- **GIVEN INSTRUCTION**: Please edit the lines below, replacing every "globe-icon" with "web-icon" and leaving everything else unchanged. Omit the pictures from your answer.

- **Dataset items**:
--

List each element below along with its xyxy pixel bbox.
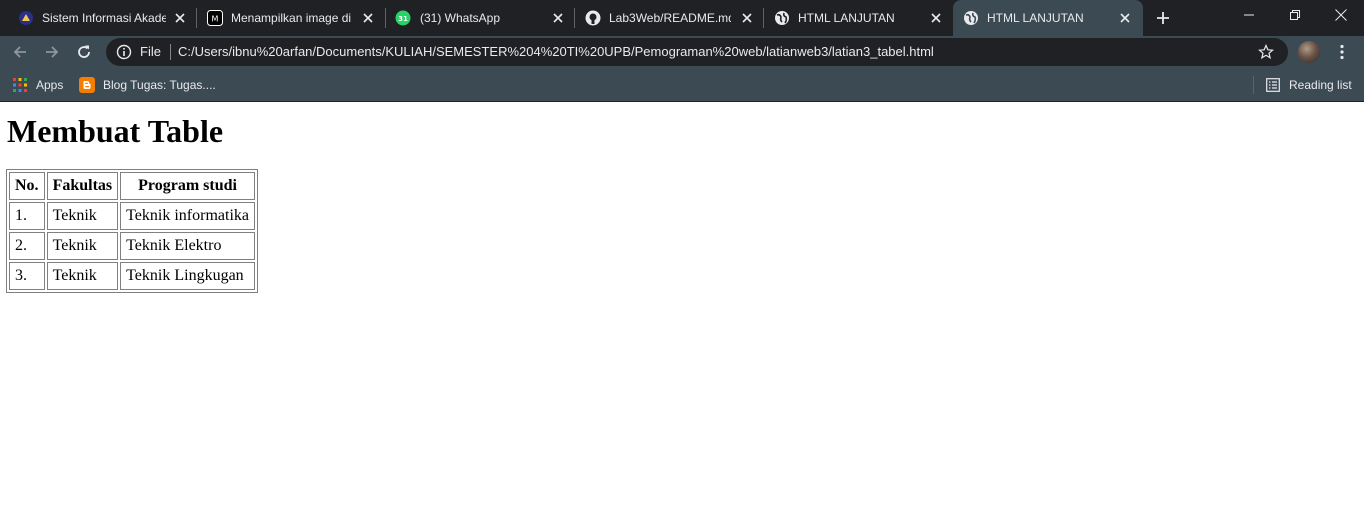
table-header-cell: Program studi bbox=[120, 172, 255, 200]
table-cell: 3. bbox=[9, 262, 45, 290]
tab-title: Menampilkan image di bbox=[231, 11, 352, 25]
table-row: 3. Teknik Teknik Lingkugan bbox=[9, 262, 255, 290]
close-icon[interactable] bbox=[172, 10, 188, 26]
bookmarks-bar: Apps Blog Tugas: Tugas.... Reading list bbox=[0, 68, 1364, 102]
tab-menampilkan-image[interactable]: M Menampilkan image di bbox=[197, 0, 385, 36]
minimize-icon[interactable] bbox=[1226, 0, 1272, 30]
bookmarks-separator bbox=[1253, 76, 1254, 94]
address-bar[interactable]: File C:/Users/ibnu%20arfan/Documents/KUL… bbox=[106, 38, 1288, 66]
table-header-cell: No. bbox=[9, 172, 45, 200]
tab-title: HTML LANJUTAN bbox=[798, 11, 895, 25]
table-header-cell: Fakultas bbox=[46, 172, 119, 200]
profile-avatar[interactable] bbox=[1298, 41, 1320, 63]
table-cell: Teknik Elektro bbox=[120, 232, 255, 260]
blogger-icon bbox=[79, 77, 95, 93]
table-row: 1. Teknik Teknik informatika bbox=[9, 202, 255, 230]
page-content: Membuat Table No. Fakultas Program studi… bbox=[0, 103, 1364, 513]
program-table: No. Fakultas Program studi 1. Teknik Tek… bbox=[6, 169, 258, 293]
back-arrow-icon[interactable] bbox=[8, 40, 32, 64]
table-cell: Teknik bbox=[46, 202, 119, 230]
reading-list-icon bbox=[1265, 77, 1281, 93]
bookmark-label: Blog Tugas: Tugas.... bbox=[103, 78, 216, 92]
table-header-row: No. Fakultas Program studi bbox=[9, 172, 255, 200]
apps-grid-icon bbox=[12, 77, 28, 93]
close-icon[interactable] bbox=[550, 10, 566, 26]
table-cell: Teknik bbox=[46, 232, 119, 260]
url-text[interactable]: C:/Users/ibnu%20arfan/Documents/KULIAH/S… bbox=[178, 38, 934, 66]
close-icon[interactable] bbox=[1117, 10, 1133, 26]
github-icon bbox=[585, 10, 601, 26]
close-icon[interactable] bbox=[360, 10, 376, 26]
svg-text:31: 31 bbox=[398, 15, 408, 23]
restore-icon[interactable] bbox=[1272, 0, 1318, 30]
window-close-icon[interactable] bbox=[1318, 0, 1364, 30]
tab-title: HTML LANJUTAN bbox=[987, 11, 1084, 25]
tab-html-lanjutan[interactable]: HTML LANJUTAN bbox=[764, 0, 952, 36]
globe-icon bbox=[774, 10, 790, 26]
page-heading: Membuat Table bbox=[7, 113, 224, 149]
table-row: 2. Teknik Teknik Elektro bbox=[9, 232, 255, 260]
table-cell: Teknik bbox=[46, 262, 119, 290]
bookmark-label: Apps bbox=[36, 78, 64, 92]
tab-github-readme[interactable]: Lab3Web/README.md bbox=[575, 0, 763, 36]
toolbar: File C:/Users/ibnu%20arfan/Documents/KUL… bbox=[0, 36, 1364, 68]
close-icon[interactable] bbox=[739, 10, 755, 26]
reload-icon[interactable] bbox=[72, 40, 96, 64]
tab-html-lanjutan-active[interactable]: HTML LANJUTAN bbox=[953, 0, 1143, 36]
reading-list-label: Reading list bbox=[1289, 78, 1352, 92]
tab-title: (31) WhatsApp bbox=[420, 11, 501, 25]
scheme-label: File bbox=[140, 44, 161, 59]
university-logo-icon bbox=[18, 10, 34, 26]
tab-whatsapp[interactable]: 31 (31) WhatsApp bbox=[386, 0, 574, 36]
tab-sistem-informasi[interactable]: Sistem Informasi Akade bbox=[0, 0, 196, 36]
tab-title: Sistem Informasi Akade bbox=[42, 11, 166, 25]
omnibox-divider bbox=[170, 44, 171, 60]
bookmark-apps[interactable]: Apps bbox=[12, 73, 63, 97]
forward-arrow-icon[interactable] bbox=[40, 40, 64, 64]
site-logo-icon: M bbox=[207, 10, 223, 26]
tab-strip: Sistem Informasi Akade M Menampilkan ima… bbox=[0, 0, 1364, 36]
table-cell: 1. bbox=[9, 202, 45, 230]
table-cell: Teknik Lingkugan bbox=[120, 262, 255, 290]
table-cell: Teknik informatika bbox=[120, 202, 255, 230]
tab-title: Lab3Web/README.md bbox=[609, 11, 731, 25]
bookmark-blog-tugas[interactable]: Blog Tugas: Tugas.... bbox=[79, 73, 216, 97]
kebab-menu-icon[interactable] bbox=[1332, 40, 1352, 64]
new-tab-plus-icon[interactable] bbox=[1151, 6, 1175, 30]
info-icon[interactable] bbox=[116, 44, 132, 60]
table-cell: 2. bbox=[9, 232, 45, 260]
bookmark-star-icon[interactable] bbox=[1258, 44, 1274, 60]
close-icon[interactable] bbox=[928, 10, 944, 26]
svg-text:M: M bbox=[212, 15, 219, 24]
globe-icon bbox=[963, 10, 979, 26]
whatsapp-icon: 31 bbox=[395, 10, 411, 26]
reading-list-button[interactable]: Reading list bbox=[1265, 73, 1352, 97]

--

- **RESULT OF THIS EXERCISE**:
List each element below along with its xyxy pixel bbox.
table-header-cell: Program studi bbox=[120, 172, 255, 200]
table-cell: 3. bbox=[9, 262, 45, 290]
tab-title: Menampilkan image di bbox=[231, 11, 352, 25]
table-row: 3. Teknik Teknik Lingkugan bbox=[9, 262, 255, 290]
close-icon[interactable] bbox=[172, 10, 188, 26]
bookmarks-bar: Apps Blog Tugas: Tugas.... Reading list bbox=[0, 68, 1364, 102]
tab-menampilkan-image[interactable]: M Menampilkan image di bbox=[197, 0, 385, 36]
minimize-icon[interactable] bbox=[1226, 0, 1272, 30]
bookmarks-separator bbox=[1253, 76, 1254, 94]
address-bar[interactable]: File C:/Users/ibnu%20arfan/Documents/KUL… bbox=[106, 38, 1288, 66]
table-header-cell: No. bbox=[9, 172, 45, 200]
tab-title: HTML LANJUTAN bbox=[798, 11, 895, 25]
table-header-cell: Fakultas bbox=[46, 172, 119, 200]
profile-avatar[interactable] bbox=[1298, 41, 1320, 63]
table-cell: Teknik Elektro bbox=[120, 232, 255, 260]
blogger-icon bbox=[79, 77, 95, 93]
table-row: 1. Teknik Teknik informatika bbox=[9, 202, 255, 230]
page-content: Membuat Table No. Fakultas Program studi… bbox=[0, 103, 1364, 513]
program-table: No. Fakultas Program studi 1. Teknik Tek… bbox=[6, 169, 258, 293]
back-arrow-icon[interactable] bbox=[8, 40, 32, 64]
table-cell: Teknik bbox=[46, 202, 119, 230]
reading-list-icon bbox=[1265, 77, 1281, 93]
bookmark-label: Blog Tugas: Tugas.... bbox=[103, 78, 216, 92]
table-header-row: No. Fakultas Program studi bbox=[9, 172, 255, 200]
apps-grid-icon bbox=[12, 77, 28, 93]
close-icon[interactable] bbox=[550, 10, 566, 26]
table-cell: Teknik bbox=[46, 232, 119, 260]
url-text[interactable]: C:/Users/ibnu%20arfan/Documents/KULIAH/S… bbox=[178, 38, 934, 66]
close-icon[interactable] bbox=[1117, 10, 1133, 26]
github-icon bbox=[585, 10, 601, 26]
close-icon[interactable] bbox=[360, 10, 376, 26]
svg-text:31: 31 bbox=[398, 15, 408, 23]
restore-icon[interactable] bbox=[1272, 0, 1318, 30]
window-close-icon[interactable] bbox=[1318, 0, 1364, 30]
tab-title: HTML LANJUTAN bbox=[987, 11, 1084, 25]
tab-html-lanjutan[interactable]: HTML LANJUTAN bbox=[764, 0, 952, 36]
web-icon bbox=[774, 10, 790, 26]
page-heading: Membuat Table bbox=[7, 113, 224, 149]
table-row: 2. Teknik Teknik Elektro bbox=[9, 232, 255, 260]
table-cell: Teknik bbox=[46, 262, 119, 290]
bookmark-label: Apps bbox=[36, 78, 64, 92]
tab-github-readme[interactable]: Lab3Web/README.md bbox=[575, 0, 763, 36]
toolbar: File C:/Users/ibnu%20arfan/Documents/KUL… bbox=[0, 36, 1364, 68]
close-icon[interactable] bbox=[739, 10, 755, 26]
reload-icon[interactable] bbox=[72, 40, 96, 64]
tab-html-lanjutan-active[interactable]: HTML LANJUTAN bbox=[953, 0, 1143, 36]
reading-list-label: Reading list bbox=[1289, 78, 1352, 92]
tab-title: (31) WhatsApp bbox=[420, 11, 501, 25]
scheme-label: File bbox=[140, 44, 161, 59]
university-logo-icon bbox=[18, 10, 34, 26]
tab-whatsapp[interactable]: 31 (31) WhatsApp bbox=[386, 0, 574, 36]
tab-sistem-informasi[interactable]: Sistem Informasi Akade bbox=[0, 0, 196, 36]
tab-title: Sistem Informasi Akade bbox=[42, 11, 166, 25]
omnibox-divider bbox=[170, 44, 171, 60]
bookmark-apps[interactable]: Apps bbox=[12, 73, 63, 97]
forward-arrow-icon[interactable] bbox=[40, 40, 64, 64]
site-logo-icon: M bbox=[207, 10, 223, 26]
tab-strip: Sistem Informasi Akade M Menampilkan ima… bbox=[0, 0, 1364, 36]
table-cell: 1. bbox=[9, 202, 45, 230]
table-cell: Teknik Lingkugan bbox=[120, 262, 255, 290]
table-cell: Teknik informatika bbox=[120, 202, 255, 230]
tab-title: Lab3Web/README.md bbox=[609, 11, 731, 25]
bookmark-blog-tugas[interactable]: Blog Tugas: Tugas.... bbox=[79, 73, 216, 97]
kebab-menu-icon[interactable] bbox=[1332, 40, 1352, 64]
new-tab-plus-icon[interactable] bbox=[1151, 6, 1175, 30]
info-icon[interactable] bbox=[116, 44, 132, 60]
table-cell: 2. bbox=[9, 232, 45, 260]
bookmark-star-icon[interactable] bbox=[1258, 44, 1274, 60]
close-icon[interactable] bbox=[928, 10, 944, 26]
svg-text:M: M bbox=[212, 15, 219, 24]
web-icon bbox=[963, 10, 979, 26]
whatsapp-icon: 31 bbox=[395, 10, 411, 26]
reading-list-button[interactable]: Reading list bbox=[1265, 73, 1352, 97]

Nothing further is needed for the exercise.